--- EXERCISE MATERIAL ---

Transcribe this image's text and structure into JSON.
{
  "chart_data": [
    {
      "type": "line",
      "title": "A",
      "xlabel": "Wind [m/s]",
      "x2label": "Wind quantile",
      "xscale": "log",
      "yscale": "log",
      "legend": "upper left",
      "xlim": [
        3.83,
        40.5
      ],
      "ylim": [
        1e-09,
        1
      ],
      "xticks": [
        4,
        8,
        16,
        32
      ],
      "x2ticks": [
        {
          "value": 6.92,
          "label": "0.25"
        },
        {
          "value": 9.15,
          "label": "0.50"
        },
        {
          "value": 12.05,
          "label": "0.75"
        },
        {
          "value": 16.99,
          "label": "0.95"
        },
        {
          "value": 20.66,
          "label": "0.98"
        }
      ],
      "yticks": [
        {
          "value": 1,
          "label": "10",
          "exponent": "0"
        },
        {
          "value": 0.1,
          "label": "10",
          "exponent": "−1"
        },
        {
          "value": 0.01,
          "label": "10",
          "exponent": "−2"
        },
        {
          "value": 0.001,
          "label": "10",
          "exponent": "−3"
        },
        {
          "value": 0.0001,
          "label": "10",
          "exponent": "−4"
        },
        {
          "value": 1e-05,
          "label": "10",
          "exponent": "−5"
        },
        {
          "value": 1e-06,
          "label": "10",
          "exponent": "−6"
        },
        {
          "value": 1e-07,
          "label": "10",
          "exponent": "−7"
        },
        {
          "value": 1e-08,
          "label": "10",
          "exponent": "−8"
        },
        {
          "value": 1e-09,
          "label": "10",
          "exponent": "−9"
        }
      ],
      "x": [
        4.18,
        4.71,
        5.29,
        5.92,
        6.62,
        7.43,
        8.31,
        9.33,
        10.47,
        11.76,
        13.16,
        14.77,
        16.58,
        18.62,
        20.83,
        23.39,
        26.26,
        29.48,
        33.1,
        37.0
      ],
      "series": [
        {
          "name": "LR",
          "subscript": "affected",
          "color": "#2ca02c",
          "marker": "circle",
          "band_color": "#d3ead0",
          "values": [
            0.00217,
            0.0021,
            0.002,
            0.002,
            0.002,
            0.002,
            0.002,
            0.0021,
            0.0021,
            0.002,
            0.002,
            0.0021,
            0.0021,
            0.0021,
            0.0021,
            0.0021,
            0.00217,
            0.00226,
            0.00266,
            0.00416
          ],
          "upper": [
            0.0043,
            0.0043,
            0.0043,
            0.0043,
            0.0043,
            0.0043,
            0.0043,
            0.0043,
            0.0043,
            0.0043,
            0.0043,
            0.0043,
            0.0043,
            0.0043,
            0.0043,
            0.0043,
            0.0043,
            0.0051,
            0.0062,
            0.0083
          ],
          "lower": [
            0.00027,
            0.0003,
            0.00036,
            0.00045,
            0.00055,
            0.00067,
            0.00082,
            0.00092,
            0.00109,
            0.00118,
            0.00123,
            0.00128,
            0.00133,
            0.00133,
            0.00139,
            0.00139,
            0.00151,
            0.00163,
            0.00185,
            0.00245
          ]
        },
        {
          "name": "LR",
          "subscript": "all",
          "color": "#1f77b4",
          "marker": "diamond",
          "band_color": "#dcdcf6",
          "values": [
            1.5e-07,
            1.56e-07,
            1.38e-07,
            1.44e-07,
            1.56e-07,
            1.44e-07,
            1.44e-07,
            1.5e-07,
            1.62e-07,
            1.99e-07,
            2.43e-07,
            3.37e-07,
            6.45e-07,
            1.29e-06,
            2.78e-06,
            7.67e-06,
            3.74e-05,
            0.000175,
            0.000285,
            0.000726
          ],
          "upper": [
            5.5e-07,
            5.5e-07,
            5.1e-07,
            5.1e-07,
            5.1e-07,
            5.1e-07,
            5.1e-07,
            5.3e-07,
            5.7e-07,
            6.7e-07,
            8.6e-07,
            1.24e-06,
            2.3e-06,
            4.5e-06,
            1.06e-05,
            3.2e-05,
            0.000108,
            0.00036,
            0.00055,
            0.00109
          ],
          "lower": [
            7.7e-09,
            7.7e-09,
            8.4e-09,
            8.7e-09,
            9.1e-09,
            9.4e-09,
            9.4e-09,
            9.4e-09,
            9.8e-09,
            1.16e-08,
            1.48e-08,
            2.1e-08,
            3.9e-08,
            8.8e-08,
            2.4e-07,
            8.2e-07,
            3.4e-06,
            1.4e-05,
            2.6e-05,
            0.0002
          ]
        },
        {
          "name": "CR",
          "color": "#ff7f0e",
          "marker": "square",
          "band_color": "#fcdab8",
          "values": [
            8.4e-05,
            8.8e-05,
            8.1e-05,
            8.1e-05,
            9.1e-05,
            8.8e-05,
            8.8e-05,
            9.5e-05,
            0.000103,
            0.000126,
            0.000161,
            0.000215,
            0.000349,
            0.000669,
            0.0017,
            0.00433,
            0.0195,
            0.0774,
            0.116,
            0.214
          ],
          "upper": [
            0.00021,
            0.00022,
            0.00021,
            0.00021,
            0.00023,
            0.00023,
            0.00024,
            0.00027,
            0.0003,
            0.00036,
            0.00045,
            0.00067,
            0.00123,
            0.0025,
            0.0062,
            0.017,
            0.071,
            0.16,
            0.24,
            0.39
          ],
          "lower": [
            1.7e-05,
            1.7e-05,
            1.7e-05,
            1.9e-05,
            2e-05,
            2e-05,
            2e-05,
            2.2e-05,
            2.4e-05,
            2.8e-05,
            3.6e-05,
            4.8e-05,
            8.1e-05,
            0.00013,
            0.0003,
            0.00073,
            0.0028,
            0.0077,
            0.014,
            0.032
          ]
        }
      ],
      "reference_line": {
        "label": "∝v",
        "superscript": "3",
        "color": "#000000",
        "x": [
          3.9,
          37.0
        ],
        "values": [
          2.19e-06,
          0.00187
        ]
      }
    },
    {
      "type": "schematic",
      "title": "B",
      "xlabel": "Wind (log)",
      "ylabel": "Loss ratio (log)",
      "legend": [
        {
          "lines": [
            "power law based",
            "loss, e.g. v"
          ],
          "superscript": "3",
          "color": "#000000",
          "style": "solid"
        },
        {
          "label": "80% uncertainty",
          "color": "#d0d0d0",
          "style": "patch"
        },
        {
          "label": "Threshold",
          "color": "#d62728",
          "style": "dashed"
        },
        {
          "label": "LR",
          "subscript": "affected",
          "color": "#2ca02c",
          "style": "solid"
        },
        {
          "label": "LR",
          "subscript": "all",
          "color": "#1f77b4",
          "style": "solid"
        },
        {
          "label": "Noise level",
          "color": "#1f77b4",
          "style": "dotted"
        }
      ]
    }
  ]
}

---

■ **WHAT YOU ARE ASKED TO DO**: Print again each line of the listing above, exactly as it appears.

■ **SOLUTION TO THIS EXERCISE**:
Transcribe this image's text and structure into JSON.
{
  "chart_data": [
    {
      "type": "line",
      "title": "A",
      "xlabel": "Wind [m/s]",
      "x2label": "Wind quantile",
      "xscale": "log",
      "yscale": "log",
      "legend": "upper left",
      "xlim": [
        3.83,
        40.5
      ],
      "ylim": [
        1e-09,
        1
      ],
      "xticks": [
        4,
        8,
        16,
        32
      ],
      "x2ticks": [
        {
          "value": 6.92,
          "label": "0.25"
        },
        {
          "value": 9.15,
          "label": "0.50"
        },
        {
          "value": 12.05,
          "label": "0.75"
        },
        {
          "value": 16.99,
          "label": "0.95"
        },
        {
          "value": 20.66,
          "label": "0.98"
        }
      ],
      "yticks": [
        {
          "value": 1,
          "label": "10",
          "exponent": "0"
        },
        {
          "value": 0.1,
          "label": "10",
          "exponent": "−1"
        },
        {
          "value": 0.01,
          "label": "10",
          "exponent": "−2"
        },
        {
          "value": 0.001,
          "label": "10",
          "exponent": "−3"
        },
        {
          "value": 0.0001,
          "label": "10",
          "exponent": "−4"
        },
        {
          "value": 1e-05,
          "label": "10",
          "exponent": "−5"
        },
        {
          "value": 1e-06,
          "label": "10",
          "exponent": "−6"
        },
        {
          "value": 1e-07,
          "label": "10",
          "exponent": "−7"
        },
        {
          "value": 1e-08,
          "label": "10",
          "exponent": "−8"
        },
        {
          "value": 1e-09,
          "label": "10",
          "exponent": "−9"
        }
      ],
      "x": [
        4.18,
        4.71,
        5.29,
        5.92,
        6.62,
        7.43,
        8.31,
        9.33,
        10.47,
        11.76,
        13.16,
        14.77,
        16.58,
        18.62,
        20.83,
        23.39,
        26.26,
        29.48,
        33.1,
        37.0
      ],
      "series": [
        {
          "name": "LR",
          "subscript": "affected",
          "color": "#2ca02c",
          "marker": "circle",
          "band_color": "#d3ead0",
          "values": [
            0.00217,
            0.0021,
            0.002,
            0.002,
            0.002,
            0.002,
            0.002,
            0.0021,
            0.0021,
            0.002,
            0.002,
            0.0021,
            0.0021,
            0.0021,
            0.0021,
            0.0021,
            0.00217,
            0.00226,
            0.00266,
            0.00416
          ],
          "upper": [
            0.0043,
            0.0043,
            0.0043,
            0.0043,
            0.0043,
            0.0043,
            0.0043,
            0.0043,
            0.0043,
            0.0043,
            0.0043,
            0.0043,
            0.0043,
            0.0043,
            0.0043,
            0.0043,
            0.0043,
            0.0051,
            0.0062,
            0.0083
          ],
          "lower": [
            0.00027,
            0.0003,
            0.00036,
            0.00045,
            0.00055,
            0.00067,
            0.00082,
            0.00092,
            0.00109,
            0.00118,
            0.00123,
            0.00128,
            0.00133,
            0.00133,
            0.00139,
            0.00139,
            0.00151,
            0.00163,
            0.00185,
            0.00245
          ]
        },
        {
          "name": "LR",
          "subscript": "all",
          "color": "#1f77b4",
          "marker": "diamond",
          "band_color": "#dcdcf6",
          "values": [
            1.5e-07,
            1.56e-07,
            1.38e-07,
            1.44e-07,
            1.56e-07,
            1.44e-07,
            1.44e-07,
            1.5e-07,
            1.62e-07,
            1.99e-07,
            2.43e-07,
            3.37e-07,
            6.45e-07,
            1.29e-06,
            2.78e-06,
            7.67e-06,
            3.74e-05,
            0.000175,
            0.000285,
            0.000726
          ],
          "upper": [
            5.5e-07,
            5.5e-07,
            5.1e-07,
            5.1e-07,
            5.1e-07,
            5.1e-07,
            5.1e-07,
            5.3e-07,
            5.7e-07,
            6.7e-07,
            8.6e-07,
            1.24e-06,
            2.3e-06,
            4.5e-06,
            1.06e-05,
            3.2e-05,
            0.000108,
            0.00036,
            0.00055,
            0.00109
          ],
          "lower": [
            7.7e-09,
            7.7e-09,
            8.4e-09,
            8.7e-09,
            9.1e-09,
            9.4e-09,
            9.4e-09,
            9.4e-09,
            9.8e-09,
            1.16e-08,
            1.48e-08,
            2.1e-08,
            3.9e-08,
            8.8e-08,
            2.4e-07,
            8.2e-07,
            3.4e-06,
            1.4e-05,
            2.6e-05,
            0.0002
          ]
        },
        {
          "name": "CR",
          "color": "#ff7f0e",
          "marker": "square",
          "band_color": "#fcdab8",
          "values": [
            8.4e-05,
            8.8e-05,
            8.1e-05,
            8.1e-05,
            9.1e-05,
            8.8e-05,
            8.8e-05,
            9.5e-05,
            0.000103,
            0.000126,
            0.000161,
            0.000215,
            0.000349,
            0.000669,
            0.0017,
            0.00433,
            0.0195,
            0.0774,
            0.116,
            0.214
          ],
          "upper": [
            0.00021,
            0.00022,
            0.00021,
            0.00021,
            0.00023,
            0.00023,
            0.00024,
            0.00027,
            0.0003,
            0.00036,
            0.00045,
            0.00067,
            0.00123,
            0.0025,
            0.0062,
            0.017,
            0.071,
            0.16,
            0.24,
            0.39
          ],
          "lower": [
            1.7e-05,
            1.7e-05,
            1.7e-05,
            1.9e-05,
            2e-05,
            2e-05,
            2e-05,
            2.2e-05,
            2.4e-05,
            2.8e-05,
            3.6e-05,
            4.8e-05,
            8.1e-05,
            0.00013,
            0.0003,
            0.00073,
            0.0028,
            0.0077,
            0.014,
            0.032
          ]
        }
      ],
      "reference_line": {
        "label": "∝v",
        "superscript": "3",
        "color": "#000000",
        "x": [
          3.9,
          37.0
        ],
        "values": [
          2.19e-06,
          0.00187
        ]
      }
    },
    {
      "type": "schematic",
      "title": "B",
      "xlabel": "Wind (log)",
      "ylabel": "Loss ratio (log)",
      "legend": [
        {
          "lines": [
            "power law based",
            "loss, e.g. v"
          ],
          "superscript": "3",
          "color": "#000000",
          "style": "solid"
        },
        {
          "label": "80% uncertainty",
          "color": "#d0d0d0",
          "style": "patch"
        },
        {
          "label": "Threshold",
          "color": "#d62728",
          "style": "dashed"
        },
        {
          "label": "LR",
          "subscript": "affected",
          "color": "#2ca02c",
          "style": "solid"
        },
        {
          "label": "LR",
          "subscript": "all",
          "color": "#1f77b4",
          "style": "solid"
        },
        {
          "label": "Noise level",
          "color": "#1f77b4",
          "style": "dotted"
        }
      ]
    }
  ]
}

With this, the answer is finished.